Start of DATASET ROWS

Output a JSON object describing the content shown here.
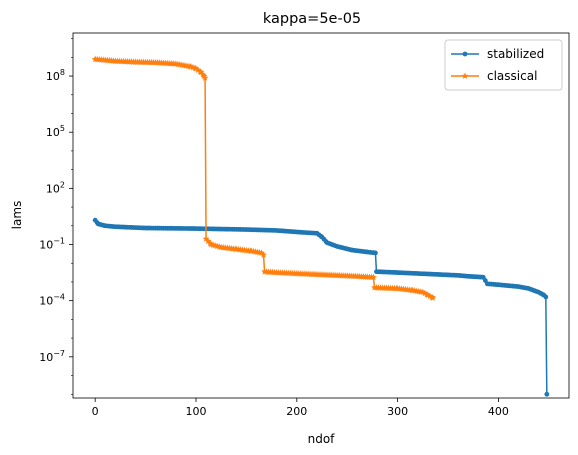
{
  "chart_data": {
    "type": "line",
    "title": "kappa=5e-05",
    "xlabel": "ndof",
    "ylabel": "lams",
    "xlim": [
      -22,
      470
    ],
    "ylim_log10": [
      -9.2,
      10.3
    ],
    "yscale": "log",
    "grid": false,
    "legend_position": "top-right",
    "x_ticks": [
      0,
      100,
      200,
      300,
      400
    ],
    "y_ticks": [
      {
        "base": "10",
        "exp": "8",
        "log10": 8
      },
      {
        "base": "10",
        "exp": "5",
        "log10": 5
      },
      {
        "base": "10",
        "exp": "2",
        "log10": 2
      },
      {
        "base": "10",
        "exp": "−1",
        "log10": -1
      },
      {
        "base": "10",
        "exp": "−4",
        "log10": -4
      },
      {
        "base": "10",
        "exp": "−7",
        "log10": -7
      }
    ],
    "series": [
      {
        "name": "stabilized",
        "color": "#1f77b4",
        "marker": "circle",
        "points_log10": [
          [
            0,
            0.3
          ],
          [
            3,
            0.1
          ],
          [
            10,
            0.0
          ],
          [
            20,
            -0.05
          ],
          [
            50,
            -0.12
          ],
          [
            100,
            -0.15
          ],
          [
            150,
            -0.2
          ],
          [
            180,
            -0.25
          ],
          [
            205,
            -0.35
          ],
          [
            220,
            -0.4
          ],
          [
            225,
            -0.6
          ],
          [
            230,
            -0.9
          ],
          [
            240,
            -1.1
          ],
          [
            255,
            -1.3
          ],
          [
            270,
            -1.4
          ],
          [
            278,
            -1.45
          ],
          [
            279,
            -2.45
          ],
          [
            300,
            -2.5
          ],
          [
            320,
            -2.55
          ],
          [
            340,
            -2.6
          ],
          [
            360,
            -2.65
          ],
          [
            370,
            -2.7
          ],
          [
            385,
            -2.75
          ],
          [
            389,
            -3.1
          ],
          [
            400,
            -3.15
          ],
          [
            420,
            -3.25
          ],
          [
            430,
            -3.35
          ],
          [
            440,
            -3.55
          ],
          [
            445,
            -3.7
          ],
          [
            447,
            -3.8
          ],
          [
            448,
            -9.0
          ]
        ]
      },
      {
        "name": "classical",
        "color": "#ff7f0e",
        "marker": "star",
        "points_log10": [
          [
            0,
            8.9
          ],
          [
            10,
            8.85
          ],
          [
            20,
            8.8
          ],
          [
            40,
            8.75
          ],
          [
            60,
            8.72
          ],
          [
            80,
            8.65
          ],
          [
            95,
            8.5
          ],
          [
            100,
            8.4
          ],
          [
            105,
            8.2
          ],
          [
            108,
            8.0
          ],
          [
            109,
            7.9
          ],
          [
            110,
            -0.7
          ],
          [
            115,
            -1.0
          ],
          [
            125,
            -1.15
          ],
          [
            140,
            -1.25
          ],
          [
            155,
            -1.35
          ],
          [
            165,
            -1.45
          ],
          [
            167,
            -1.55
          ],
          [
            168,
            -2.45
          ],
          [
            180,
            -2.5
          ],
          [
            200,
            -2.55
          ],
          [
            220,
            -2.6
          ],
          [
            240,
            -2.65
          ],
          [
            260,
            -2.7
          ],
          [
            276,
            -2.75
          ],
          [
            277,
            -3.3
          ],
          [
            300,
            -3.35
          ],
          [
            315,
            -3.45
          ],
          [
            325,
            -3.55
          ],
          [
            330,
            -3.7
          ],
          [
            335,
            -3.85
          ]
        ]
      }
    ]
  }
}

End of DATASET ROWS

REQUIRED WORK
Give an exact reproduction of every line, leaving out any picture.

RIGHT ANSWER
Output a JSON object describing the content shown here.
{
  "chart_data": {
    "type": "line",
    "title": "kappa=5e-05",
    "xlabel": "ndof",
    "ylabel": "lams",
    "xlim": [
      -22,
      470
    ],
    "ylim_log10": [
      -9.2,
      10.3
    ],
    "yscale": "log",
    "grid": false,
    "legend_position": "top-right",
    "x_ticks": [
      0,
      100,
      200,
      300,
      400
    ],
    "y_ticks": [
      {
        "base": "10",
        "exp": "8",
        "log10": 8
      },
      {
        "base": "10",
        "exp": "5",
        "log10": 5
      },
      {
        "base": "10",
        "exp": "2",
        "log10": 2
      },
      {
        "base": "10",
        "exp": "−1",
        "log10": -1
      },
      {
        "base": "10",
        "exp": "−4",
        "log10": -4
      },
      {
        "base": "10",
        "exp": "−7",
        "log10": -7
      }
    ],
    "series": [
      {
        "name": "stabilized",
        "color": "#1f77b4",
        "marker": "circle",
        "points_log10": [
          [
            0,
            0.3
          ],
          [
            3,
            0.1
          ],
          [
            10,
            0.0
          ],
          [
            20,
            -0.05
          ],
          [
            50,
            -0.12
          ],
          [
            100,
            -0.15
          ],
          [
            150,
            -0.2
          ],
          [
            180,
            -0.25
          ],
          [
            205,
            -0.35
          ],
          [
            220,
            -0.4
          ],
          [
            225,
            -0.6
          ],
          [
            230,
            -0.9
          ],
          [
            240,
            -1.1
          ],
          [
            255,
            -1.3
          ],
          [
            270,
            -1.4
          ],
          [
            278,
            -1.45
          ],
          [
            279,
            -2.45
          ],
          [
            300,
            -2.5
          ],
          [
            320,
            -2.55
          ],
          [
            340,
            -2.6
          ],
          [
            360,
            -2.65
          ],
          [
            370,
            -2.7
          ],
          [
            385,
            -2.75
          ],
          [
            389,
            -3.1
          ],
          [
            400,
            -3.15
          ],
          [
            420,
            -3.25
          ],
          [
            430,
            -3.35
          ],
          [
            440,
            -3.55
          ],
          [
            445,
            -3.7
          ],
          [
            447,
            -3.8
          ],
          [
            448,
            -9.0
          ]
        ]
      },
      {
        "name": "classical",
        "color": "#ff7f0e",
        "marker": "star",
        "points_log10": [
          [
            0,
            8.9
          ],
          [
            10,
            8.85
          ],
          [
            20,
            8.8
          ],
          [
            40,
            8.75
          ],
          [
            60,
            8.72
          ],
          [
            80,
            8.65
          ],
          [
            95,
            8.5
          ],
          [
            100,
            8.4
          ],
          [
            105,
            8.2
          ],
          [
            108,
            8.0
          ],
          [
            109,
            7.9
          ],
          [
            110,
            -0.7
          ],
          [
            115,
            -1.0
          ],
          [
            125,
            -1.15
          ],
          [
            140,
            -1.25
          ],
          [
            155,
            -1.35
          ],
          [
            165,
            -1.45
          ],
          [
            167,
            -1.55
          ],
          [
            168,
            -2.45
          ],
          [
            180,
            -2.5
          ],
          [
            200,
            -2.55
          ],
          [
            220,
            -2.6
          ],
          [
            240,
            -2.65
          ],
          [
            260,
            -2.7
          ],
          [
            276,
            -2.75
          ],
          [
            277,
            -3.3
          ],
          [
            300,
            -3.35
          ],
          [
            315,
            -3.45
          ],
          [
            325,
            -3.55
          ],
          [
            330,
            -3.7
          ],
          [
            335,
            -3.85
          ]
        ]
      }
    ]
  }
}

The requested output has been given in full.